### INSTRUCTIONS FOR THE TASK
Return the records exactly as they are.

### MATERIAL FOR THIS TASK
************

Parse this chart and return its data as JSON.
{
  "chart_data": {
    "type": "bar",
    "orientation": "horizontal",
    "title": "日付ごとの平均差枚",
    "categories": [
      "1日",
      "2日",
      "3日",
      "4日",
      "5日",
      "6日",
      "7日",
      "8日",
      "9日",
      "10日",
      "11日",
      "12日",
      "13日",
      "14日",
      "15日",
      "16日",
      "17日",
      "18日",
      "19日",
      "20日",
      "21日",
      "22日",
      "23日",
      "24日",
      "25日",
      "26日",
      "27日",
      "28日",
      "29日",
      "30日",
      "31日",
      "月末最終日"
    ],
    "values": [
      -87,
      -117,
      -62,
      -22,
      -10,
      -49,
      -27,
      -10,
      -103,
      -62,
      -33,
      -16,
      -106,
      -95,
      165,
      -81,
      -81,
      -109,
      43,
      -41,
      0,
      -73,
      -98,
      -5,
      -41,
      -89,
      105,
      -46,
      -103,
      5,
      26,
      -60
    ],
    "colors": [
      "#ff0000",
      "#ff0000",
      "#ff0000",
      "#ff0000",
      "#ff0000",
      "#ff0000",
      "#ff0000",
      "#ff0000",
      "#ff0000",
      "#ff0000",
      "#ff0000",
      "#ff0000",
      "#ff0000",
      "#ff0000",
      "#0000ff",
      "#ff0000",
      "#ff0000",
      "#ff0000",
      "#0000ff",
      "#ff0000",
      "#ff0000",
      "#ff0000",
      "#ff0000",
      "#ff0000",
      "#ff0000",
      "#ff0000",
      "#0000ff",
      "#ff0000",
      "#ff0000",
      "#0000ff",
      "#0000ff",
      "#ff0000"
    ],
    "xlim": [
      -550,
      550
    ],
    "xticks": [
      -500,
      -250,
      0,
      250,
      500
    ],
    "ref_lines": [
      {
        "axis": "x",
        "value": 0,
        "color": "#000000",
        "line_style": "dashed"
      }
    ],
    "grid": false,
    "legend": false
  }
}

************

### EXERCISE ANSWER
Parse this chart and return its data as JSON.
{
  "chart_data": {
    "type": "bar",
    "orientation": "horizontal",
    "title": "日付ごとの平均差枚",
    "categories": [
      "1日",
      "2日",
      "3日",
      "4日",
      "5日",
      "6日",
      "7日",
      "8日",
      "9日",
      "10日",
      "11日",
      "12日",
      "13日",
      "14日",
      "15日",
      "16日",
      "17日",
      "18日",
      "19日",
      "20日",
      "21日",
      "22日",
      "23日",
      "24日",
      "25日",
      "26日",
      "27日",
      "28日",
      "29日",
      "30日",
      "31日",
      "月末最終日"
    ],
    "values": [
      -87,
      -117,
      -62,
      -22,
      -10,
      -49,
      -27,
      -10,
      -103,
      -62,
      -33,
      -16,
      -106,
      -95,
      165,
      -81,
      -81,
      -109,
      43,
      -41,
      0,
      -73,
      -98,
      -5,
      -41,
      -89,
      105,
      -46,
      -103,
      5,
      26,
      -60
    ],
    "colors": [
      "#ff0000",
      "#ff0000",
      "#ff0000",
      "#ff0000",
      "#ff0000",
      "#ff0000",
      "#ff0000",
      "#ff0000",
      "#ff0000",
      "#ff0000",
      "#ff0000",
      "#ff0000",
      "#ff0000",
      "#ff0000",
      "#0000ff",
      "#ff0000",
      "#ff0000",
      "#ff0000",
      "#0000ff",
      "#ff0000",
      "#ff0000",
      "#ff0000",
      "#ff0000",
      "#ff0000",
      "#ff0000",
      "#ff0000",
      "#0000ff",
      "#ff0000",
      "#ff0000",
      "#0000ff",
      "#0000ff",
      "#ff0000"
    ],
    "xlim": [
      -550,
      550
    ],
    "xticks": [
      -500,
      -250,
      0,
      250,
      500
    ],
    "ref_lines": [
      {
        "axis": "x",
        "value": 0,
        "color": "#000000",
        "line_style": "dashed"
      }
    ],
    "grid": false,
    "legend": false
  }
}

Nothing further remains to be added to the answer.